EXERCISE AIM: Write out the full listing again, exactly as it stands.
Start STORED RECORDS
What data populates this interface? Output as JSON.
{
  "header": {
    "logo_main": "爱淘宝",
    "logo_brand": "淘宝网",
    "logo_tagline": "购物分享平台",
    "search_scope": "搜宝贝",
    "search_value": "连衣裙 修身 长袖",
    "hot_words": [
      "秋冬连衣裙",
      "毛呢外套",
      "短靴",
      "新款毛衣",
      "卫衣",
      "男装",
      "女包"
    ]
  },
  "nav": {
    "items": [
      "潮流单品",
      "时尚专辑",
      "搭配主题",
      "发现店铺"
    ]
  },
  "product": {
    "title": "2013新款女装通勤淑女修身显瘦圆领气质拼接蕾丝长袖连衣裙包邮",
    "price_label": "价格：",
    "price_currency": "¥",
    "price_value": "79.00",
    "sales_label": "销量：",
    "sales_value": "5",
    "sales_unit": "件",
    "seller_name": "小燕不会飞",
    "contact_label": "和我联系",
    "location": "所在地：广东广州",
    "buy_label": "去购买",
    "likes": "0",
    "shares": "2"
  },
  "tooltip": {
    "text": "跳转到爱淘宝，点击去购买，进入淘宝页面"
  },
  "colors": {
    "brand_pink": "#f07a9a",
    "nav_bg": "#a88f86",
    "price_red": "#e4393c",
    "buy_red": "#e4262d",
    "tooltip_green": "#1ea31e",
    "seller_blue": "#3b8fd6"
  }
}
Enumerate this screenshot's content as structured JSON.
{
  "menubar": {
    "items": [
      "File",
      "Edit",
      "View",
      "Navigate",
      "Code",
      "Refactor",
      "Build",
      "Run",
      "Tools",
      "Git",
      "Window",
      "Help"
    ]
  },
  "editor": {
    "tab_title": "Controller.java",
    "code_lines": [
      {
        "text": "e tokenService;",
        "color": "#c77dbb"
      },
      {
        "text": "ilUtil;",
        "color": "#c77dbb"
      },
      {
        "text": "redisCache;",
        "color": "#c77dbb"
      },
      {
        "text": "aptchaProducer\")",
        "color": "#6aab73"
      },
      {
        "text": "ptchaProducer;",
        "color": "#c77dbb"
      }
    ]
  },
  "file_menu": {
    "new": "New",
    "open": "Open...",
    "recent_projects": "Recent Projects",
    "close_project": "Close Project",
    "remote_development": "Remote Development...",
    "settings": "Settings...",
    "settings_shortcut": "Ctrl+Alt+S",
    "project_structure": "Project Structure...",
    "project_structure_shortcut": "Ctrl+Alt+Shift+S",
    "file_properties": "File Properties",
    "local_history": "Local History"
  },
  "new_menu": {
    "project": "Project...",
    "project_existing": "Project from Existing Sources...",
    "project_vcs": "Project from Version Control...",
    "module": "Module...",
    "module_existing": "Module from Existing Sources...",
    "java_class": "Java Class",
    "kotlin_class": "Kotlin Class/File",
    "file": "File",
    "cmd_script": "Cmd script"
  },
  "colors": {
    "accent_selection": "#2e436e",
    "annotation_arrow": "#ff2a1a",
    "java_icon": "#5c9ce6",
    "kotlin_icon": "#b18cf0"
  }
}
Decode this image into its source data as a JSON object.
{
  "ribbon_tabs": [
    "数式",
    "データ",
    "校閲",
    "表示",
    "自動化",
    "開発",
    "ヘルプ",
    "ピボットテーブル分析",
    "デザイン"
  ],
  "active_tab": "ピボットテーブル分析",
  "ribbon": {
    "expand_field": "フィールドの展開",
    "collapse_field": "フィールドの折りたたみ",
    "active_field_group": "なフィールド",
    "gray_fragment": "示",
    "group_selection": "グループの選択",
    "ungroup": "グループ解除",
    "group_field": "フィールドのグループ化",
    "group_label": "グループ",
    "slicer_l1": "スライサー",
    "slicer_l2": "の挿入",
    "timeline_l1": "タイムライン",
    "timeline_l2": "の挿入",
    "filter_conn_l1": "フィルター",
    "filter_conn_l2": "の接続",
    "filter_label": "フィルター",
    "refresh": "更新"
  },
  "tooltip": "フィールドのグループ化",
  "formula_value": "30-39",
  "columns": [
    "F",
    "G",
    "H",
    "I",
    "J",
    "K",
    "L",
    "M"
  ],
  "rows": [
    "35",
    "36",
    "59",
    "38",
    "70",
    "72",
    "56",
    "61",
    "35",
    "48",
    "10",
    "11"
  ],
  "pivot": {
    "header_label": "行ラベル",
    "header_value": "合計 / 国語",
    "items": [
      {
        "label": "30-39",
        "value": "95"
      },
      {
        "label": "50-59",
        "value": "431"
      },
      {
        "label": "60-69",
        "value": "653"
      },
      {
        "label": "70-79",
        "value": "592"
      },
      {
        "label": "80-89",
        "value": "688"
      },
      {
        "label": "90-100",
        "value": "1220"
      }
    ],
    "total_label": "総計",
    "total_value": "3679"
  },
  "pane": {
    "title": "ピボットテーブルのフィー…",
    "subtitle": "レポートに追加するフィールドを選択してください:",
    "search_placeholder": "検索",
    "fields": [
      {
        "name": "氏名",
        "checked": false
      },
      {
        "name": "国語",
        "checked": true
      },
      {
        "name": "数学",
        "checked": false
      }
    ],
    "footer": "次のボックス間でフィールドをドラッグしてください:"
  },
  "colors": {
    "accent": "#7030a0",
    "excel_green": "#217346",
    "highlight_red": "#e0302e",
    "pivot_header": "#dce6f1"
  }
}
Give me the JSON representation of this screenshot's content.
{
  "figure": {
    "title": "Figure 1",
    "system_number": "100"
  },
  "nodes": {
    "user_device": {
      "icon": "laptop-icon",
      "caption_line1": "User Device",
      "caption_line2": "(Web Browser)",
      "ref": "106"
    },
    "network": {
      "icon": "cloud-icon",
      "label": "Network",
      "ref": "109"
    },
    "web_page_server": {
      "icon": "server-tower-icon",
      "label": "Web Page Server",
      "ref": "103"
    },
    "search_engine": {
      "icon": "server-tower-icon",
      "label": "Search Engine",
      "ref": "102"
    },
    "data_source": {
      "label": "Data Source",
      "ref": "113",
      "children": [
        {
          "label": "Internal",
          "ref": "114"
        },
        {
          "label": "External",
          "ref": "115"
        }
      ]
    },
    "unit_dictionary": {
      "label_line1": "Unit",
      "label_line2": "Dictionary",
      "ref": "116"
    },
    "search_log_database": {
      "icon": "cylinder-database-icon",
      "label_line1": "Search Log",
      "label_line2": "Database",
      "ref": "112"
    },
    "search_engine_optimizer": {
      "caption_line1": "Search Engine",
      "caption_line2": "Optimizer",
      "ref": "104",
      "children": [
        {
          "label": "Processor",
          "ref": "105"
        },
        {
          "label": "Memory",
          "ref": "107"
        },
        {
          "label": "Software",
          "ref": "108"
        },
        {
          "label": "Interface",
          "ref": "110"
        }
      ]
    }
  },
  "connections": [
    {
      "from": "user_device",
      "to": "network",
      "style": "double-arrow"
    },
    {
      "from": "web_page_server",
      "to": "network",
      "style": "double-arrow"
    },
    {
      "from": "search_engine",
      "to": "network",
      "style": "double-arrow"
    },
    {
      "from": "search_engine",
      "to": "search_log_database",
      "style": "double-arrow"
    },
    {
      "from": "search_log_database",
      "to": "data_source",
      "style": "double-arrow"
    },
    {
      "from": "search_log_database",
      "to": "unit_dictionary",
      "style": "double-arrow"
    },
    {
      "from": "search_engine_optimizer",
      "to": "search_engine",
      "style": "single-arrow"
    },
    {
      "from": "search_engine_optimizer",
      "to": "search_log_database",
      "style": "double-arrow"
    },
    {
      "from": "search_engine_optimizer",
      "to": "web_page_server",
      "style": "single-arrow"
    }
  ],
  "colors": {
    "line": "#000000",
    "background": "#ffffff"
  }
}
End STORED RECORDS
RESULT OF THIS EXERCISE:
What data populates this interface? Output as JSON.
{
  "header": {
    "logo_main": "爱淘宝",
    "logo_brand": "淘宝网",
    "logo_tagline": "购物分享平台",
    "search_scope": "搜宝贝",
    "search_value": "连衣裙 修身 长袖",
    "hot_words": [
      "秋冬连衣裙",
      "毛呢外套",
      "短靴",
      "新款毛衣",
      "卫衣",
      "男装",
      "女包"
    ]
  },
  "nav": {
    "items": [
      "潮流单品",
      "时尚专辑",
      "搭配主题",
      "发现店铺"
    ]
  },
  "product": {
    "title": "2013新款女装通勤淑女修身显瘦圆领气质拼接蕾丝长袖连衣裙包邮",
    "price_label": "价格：",
    "price_currency": "¥",
    "price_value": "79.00",
    "sales_label": "销量：",
    "sales_value": "5",
    "sales_unit": "件",
    "seller_name": "小燕不会飞",
    "contact_label": "和我联系",
    "location": "所在地：广东广州",
    "buy_label": "去购买",
    "likes": "0",
    "shares": "2"
  },
  "tooltip": {
    "text": "跳转到爱淘宝，点击去购买，进入淘宝页面"
  },
  "colors": {
    "brand_pink": "#f07a9a",
    "nav_bg": "#a88f86",
    "price_red": "#e4393c",
    "buy_red": "#e4262d",
    "tooltip_green": "#1ea31e",
    "seller_blue": "#3b8fd6"
  }
}
Enumerate this screenshot's content as structured JSON.
{
  "menubar": {
    "items": [
      "File",
      "Edit",
      "View",
      "Navigate",
      "Code",
      "Refactor",
      "Build",
      "Run",
      "Tools",
      "Git",
      "Window",
      "Help"
    ]
  },
  "editor": {
    "tab_title": "Controller.java",
    "code_lines": [
      {
        "text": "e tokenService;",
        "color": "#c77dbb"
      },
      {
        "text": "ilUtil;",
        "color": "#c77dbb"
      },
      {
        "text": "redisCache;",
        "color": "#c77dbb"
      },
      {
        "text": "aptchaProducer\")",
        "color": "#6aab73"
      },
      {
        "text": "ptchaProducer;",
        "color": "#c77dbb"
      }
    ]
  },
  "file_menu": {
    "new": "New",
    "open": "Open...",
    "recent_projects": "Recent Projects",
    "close_project": "Close Project",
    "remote_development": "Remote Development...",
    "settings": "Settings...",
    "settings_shortcut": "Ctrl+Alt+S",
    "project_structure": "Project Structure...",
    "project_structure_shortcut": "Ctrl+Alt+Shift+S",
    "file_properties": "File Properties",
    "local_history": "Local History"
  },
  "new_menu": {
    "project": "Project...",
    "project_existing": "Project from Existing Sources...",
    "project_vcs": "Project from Version Control...",
    "module": "Module...",
    "module_existing": "Module from Existing Sources...",
    "java_class": "Java Class",
    "kotlin_class": "Kotlin Class/File",
    "file": "File",
    "cmd_script": "Cmd script"
  },
  "colors": {
    "accent_selection": "#2e436e",
    "annotation_arrow": "#ff2a1a",
    "java_icon": "#5c9ce6",
    "kotlin_icon": "#b18cf0"
  }
}
Decode this image into its source data as a JSON object.
{
  "ribbon_tabs": [
    "数式",
    "データ",
    "校閲",
    "表示",
    "自動化",
    "開発",
    "ヘルプ",
    "ピボットテーブル分析",
    "デザイン"
  ],
  "active_tab": "ピボットテーブル分析",
  "ribbon": {
    "expand_field": "フィールドの展開",
    "collapse_field": "フィールドの折りたたみ",
    "active_field_group": "なフィールド",
    "gray_fragment": "示",
    "group_selection": "グループの選択",
    "ungroup": "グループ解除",
    "group_field": "フィールドのグループ化",
    "group_label": "グループ",
    "slicer_l1": "スライサー",
    "slicer_l2": "の挿入",
    "timeline_l1": "タイムライン",
    "timeline_l2": "の挿入",
    "filter_conn_l1": "フィルター",
    "filter_conn_l2": "の接続",
    "filter_label": "フィルター",
    "refresh": "更新"
  },
  "tooltip": "フィールドのグループ化",
  "formula_value": "30-39",
  "columns": [
    "F",
    "G",
    "H",
    "I",
    "J",
    "K",
    "L",
    "M"
  ],
  "rows": [
    "35",
    "36",
    "59",
    "38",
    "70",
    "72",
    "56",
    "61",
    "35",
    "48",
    "10",
    "11"
  ],
  "pivot": {
    "header_label": "行ラベル",
    "header_value": "合計 / 国語",
    "items": [
      {
        "label": "30-39",
        "value": "95"
      },
      {
        "label": "50-59",
        "value": "431"
      },
      {
        "label": "60-69",
        "value": "653"
      },
      {
        "label": "70-79",
        "value": "592"
      },
      {
        "label": "80-89",
        "value": "688"
      },
      {
        "label": "90-100",
        "value": "1220"
      }
    ],
    "total_label": "総計",
    "total_value": "3679"
  },
  "pane": {
    "title": "ピボットテーブルのフィー…",
    "subtitle": "レポートに追加するフィールドを選択してください:",
    "search_placeholder": "検索",
    "fields": [
      {
        "name": "氏名",
        "checked": false
      },
      {
        "name": "国語",
        "checked": true
      },
      {
        "name": "数学",
        "checked": false
      }
    ],
    "footer": "次のボックス間でフィールドをドラッグしてください:"
  },
  "colors": {
    "accent": "#7030a0",
    "excel_green": "#217346",
    "highlight_red": "#e0302e",
    "pivot_header": "#dce6f1"
  }
}
Give me the JSON representation of this screenshot's content.
{
  "figure": {
    "title": "Figure 1",
    "system_number": "100"
  },
  "nodes": {
    "user_device": {
      "icon": "laptop-icon",
      "caption_line1": "User Device",
      "caption_line2": "(Web Browser)",
      "ref": "106"
    },
    "network": {
      "icon": "cloud-icon",
      "label": "Network",
      "ref": "109"
    },
    "web_page_server": {
      "icon": "server-tower-icon",
      "label": "Web Page Server",
      "ref": "103"
    },
    "search_engine": {
      "icon": "server-tower-icon",
      "label": "Search Engine",
      "ref": "102"
    },
    "data_source": {
      "label": "Data Source",
      "ref": "113",
      "children": [
        {
          "label": "Internal",
          "ref": "114"
        },
        {
          "label": "External",
          "ref": "115"
        }
      ]
    },
    "unit_dictionary": {
      "label_line1": "Unit",
      "label_line2": "Dictionary",
      "ref": "116"
    },
    "search_log_database": {
      "icon": "cylinder-database-icon",
      "label_line1": "Search Log",
      "label_line2": "Database",
      "ref": "112"
    },
    "search_engine_optimizer": {
      "caption_line1": "Search Engine",
      "caption_line2": "Optimizer",
      "ref": "104",
      "children": [
        {
          "label": "Processor",
          "ref": "105"
        },
        {
          "label": "Memory",
          "ref": "107"
        },
        {
          "label": "Software",
          "ref": "108"
        },
        {
          "label": "Interface",
          "ref": "110"
        }
      ]
    }
  },
  "connections": [
    {
      "from": "user_device",
      "to": "network",
      "style": "double-arrow"
    },
    {
      "from": "web_page_server",
      "to": "network",
      "style": "double-arrow"
    },
    {
      "from": "search_engine",
      "to": "network",
      "style": "double-arrow"
    },
    {
      "from": "search_engine",
      "to": "search_log_database",
      "style": "double-arrow"
    },
    {
      "from": "search_log_database",
      "to": "data_source",
      "style": "double-arrow"
    },
    {
      "from": "search_log_database",
      "to": "unit_dictionary",
      "style": "double-arrow"
    },
    {
      "from": "search_engine_optimizer",
      "to": "search_engine",
      "style": "single-arrow"
    },
    {
      "from": "search_engine_optimizer",
      "to": "search_log_database",
      "style": "double-arrow"
    },
    {
      "from": "search_engine_optimizer",
      "to": "web_page_server",
      "style": "single-arrow"
    }
  ],
  "colors": {
    "line": "#000000",
    "background": "#ffffff"
  }
}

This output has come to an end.